▶ **REQUEST**: Rewrite the material below with every "Bitrate" swapped for "Throughput", keeping all other text unchanged.

▶ **DATA TO USE**:
▼

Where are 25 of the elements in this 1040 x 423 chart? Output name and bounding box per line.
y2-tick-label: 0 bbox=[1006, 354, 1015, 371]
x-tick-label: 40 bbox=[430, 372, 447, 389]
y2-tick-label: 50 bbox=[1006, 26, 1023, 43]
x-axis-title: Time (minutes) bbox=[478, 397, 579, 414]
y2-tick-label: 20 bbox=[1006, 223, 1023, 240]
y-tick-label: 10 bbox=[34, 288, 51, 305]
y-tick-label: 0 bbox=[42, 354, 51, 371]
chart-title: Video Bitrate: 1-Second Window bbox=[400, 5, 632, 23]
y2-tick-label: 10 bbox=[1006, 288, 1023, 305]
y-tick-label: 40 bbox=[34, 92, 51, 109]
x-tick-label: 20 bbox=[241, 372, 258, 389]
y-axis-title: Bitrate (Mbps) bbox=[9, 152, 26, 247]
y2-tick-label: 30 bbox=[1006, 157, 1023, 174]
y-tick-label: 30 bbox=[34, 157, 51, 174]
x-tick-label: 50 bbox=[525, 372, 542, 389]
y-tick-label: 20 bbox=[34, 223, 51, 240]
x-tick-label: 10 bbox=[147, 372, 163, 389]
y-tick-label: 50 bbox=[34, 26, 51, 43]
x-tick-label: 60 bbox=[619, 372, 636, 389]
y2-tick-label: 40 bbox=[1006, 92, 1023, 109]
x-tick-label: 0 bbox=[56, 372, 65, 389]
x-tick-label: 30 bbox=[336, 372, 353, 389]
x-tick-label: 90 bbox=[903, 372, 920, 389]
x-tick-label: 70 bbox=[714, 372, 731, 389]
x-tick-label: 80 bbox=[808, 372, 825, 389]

▲

▶ **EXPECTED ANSWER**:
Where are 25 of the elements in this 1040 x 423 chart? Output name and bounding box per line.
y2-tick-label: 0 bbox=[1006, 354, 1015, 371]
x-tick-label: 40 bbox=[430, 372, 447, 389]
y2-tick-label: 50 bbox=[1006, 26, 1023, 43]
x-axis-title: Time (minutes) bbox=[478, 397, 579, 414]
y2-tick-label: 20 bbox=[1006, 223, 1023, 240]
y-tick-label: 10 bbox=[34, 288, 51, 305]
y-tick-label: 0 bbox=[42, 354, 51, 371]
chart-title: Video Throughput: 1-Second Window bbox=[400, 5, 632, 23]
y2-tick-label: 10 bbox=[1006, 288, 1023, 305]
y-tick-label: 40 bbox=[34, 92, 51, 109]
x-tick-label: 20 bbox=[241, 372, 258, 389]
y-axis-title: Throughput (Mbps) bbox=[9, 152, 26, 247]
y2-tick-label: 30 bbox=[1006, 157, 1023, 174]
y-tick-label: 30 bbox=[34, 157, 51, 174]
x-tick-label: 50 bbox=[525, 372, 542, 389]
y-tick-label: 20 bbox=[34, 223, 51, 240]
x-tick-label: 10 bbox=[147, 372, 163, 389]
y-tick-label: 50 bbox=[34, 26, 51, 43]
x-tick-label: 60 bbox=[619, 372, 636, 389]
y2-tick-label: 40 bbox=[1006, 92, 1023, 109]
x-tick-label: 0 bbox=[56, 372, 65, 389]
x-tick-label: 30 bbox=[336, 372, 353, 389]
x-tick-label: 90 bbox=[903, 372, 920, 389]
x-tick-label: 70 bbox=[714, 372, 731, 389]
x-tick-label: 80 bbox=[808, 372, 825, 389]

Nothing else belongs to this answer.